**DATA SHOWN**.
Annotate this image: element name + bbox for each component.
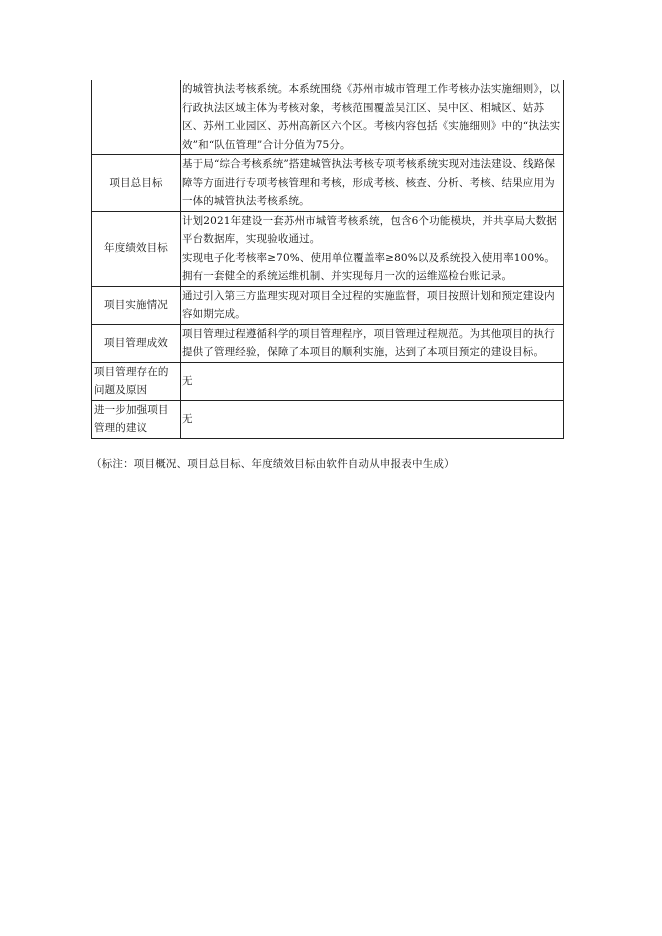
problems-text: 无 [182,374,193,387]
management-results-text: 项目管理过程遵循科学的项目管理程序，项目管理过程规范。为其他项目的执行提供了管理经验，保障了本项目的顺利实施，达到了本项目预定的建设目标。 [182,327,555,358]
table-row-management-results [92,324,564,362]
table-row-problems [92,362,564,400]
row-label: 项目实施情况 [92,286,181,324]
row-label: 年度绩效目标 [92,211,181,286]
table-row-suggestions [92,400,564,438]
row-label [92,80,181,155]
row-content [181,155,564,212]
overall-goal-text: 基于局“综合考核系统”搭建城管执法考核专项考核系统实现对违法建设、线路保障等方面进行专项考核管理和考核，形成考核、核查、分析、考核、结果应用为一体的城管执法考核系统。 [182,158,556,207]
table-row-annual-target [92,211,564,286]
table-row-overall-goal [92,155,564,212]
overview-text: 的城管执法考核系统。本系统围绕《苏州市城市管理工作考核办法实施细则》，以行政执法区域主体为考核对象，考核范围覆盖吴江区、吴中区、相城区、姑苏区、苏州工业园区、苏州高新区六个区。考核内容包括《实施细则》中的“执法实效”和“队伍管理”合计分值为75分。 [182,83,561,151]
annual-target-text-2: 实现电子化考核率≥70%、使用单位覆盖率≥80%以及系统投入使用率100%。 [182,251,555,264]
footnote: （标注：项目概况、项目总目标、年度绩效目标由软件自动从申报表中生成） [91,458,455,470]
row-content [181,80,564,155]
annual-target-text-1: 计划2021年建设一套苏州市城管考核系统，包含6个功能模块，并共享局大数据平台数据库，实现验收通过。 [182,214,557,245]
row-label: 进一步加强项目管理的建议 [92,400,181,438]
row-label: 项目总目标 [92,155,181,212]
implementation-text: 通过引入第三方监理实现对项目全过程的实施监督，项目按照计划和预定建设内容如期完成。 [182,289,555,320]
row-content [181,324,564,362]
row-content [181,286,564,324]
project-report-table [91,80,564,439]
suggestions-text: 无 [182,412,193,425]
table-row-implementation [92,286,564,324]
annual-target-text-3: 拥有一套健全的系统运维机制、并实现每月一次的运维巡检台账记录。 [182,270,513,282]
table-row-overview-continued [92,80,564,155]
row-content [181,211,564,286]
row-label: 项目管理成效 [92,324,181,362]
row-content [181,362,564,400]
row-content [181,400,564,438]
row-label: 项目管理存在的问题及原因 [92,362,181,400]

**WHAT THE EXERCISE ASKS**.
Lay out everything in the listing from the line containing "problems-text: 无 [182,374,193,387]" down to the line containing "table-row-annual-target [92,211,564,286]" as a Markdown table with the columns Row and Line. Number each line in order and leave out any blank lines.

**RESULT OF THIS EXERCISE**.
| Row | Line |
|---|---|
| 1 | problems-text: 无 [182,374,193,387] |
| 2 | management-results-text: 项目管理过程遵循科学的项目管理程序，项目管理过程规范。为其他项目的执行提供了管理经验，保障了本项目的顺利实施，达到了本项目预定的建设目标。 [182,327,555,358] |
| 3 | table-row-management-results [92,324,564,362] |
| 4 | table-row-problems [92,362,564,400] |
| 5 | row-label: 项目实施情况 [92,286,181,324] |
| 6 | row-label: 年度绩效目标 [92,211,181,286] |
| 7 | table-row-suggestions [92,400,564,438] |
| 8 | row-label [92,80,181,155] |
| 9 | row-content [181,155,564,212] |
| 10 | overall-goal-text: 基于局“综合考核系统”搭建城管执法考核专项考核系统实现对违法建设、线路保障等方面进行专项考核管理和考核，形成考核、核查、分析、考核、结果应用为一体的城管执法考核系统。 [182,158,556,207] |
| 11 | table-row-annual-target [92,211,564,286] |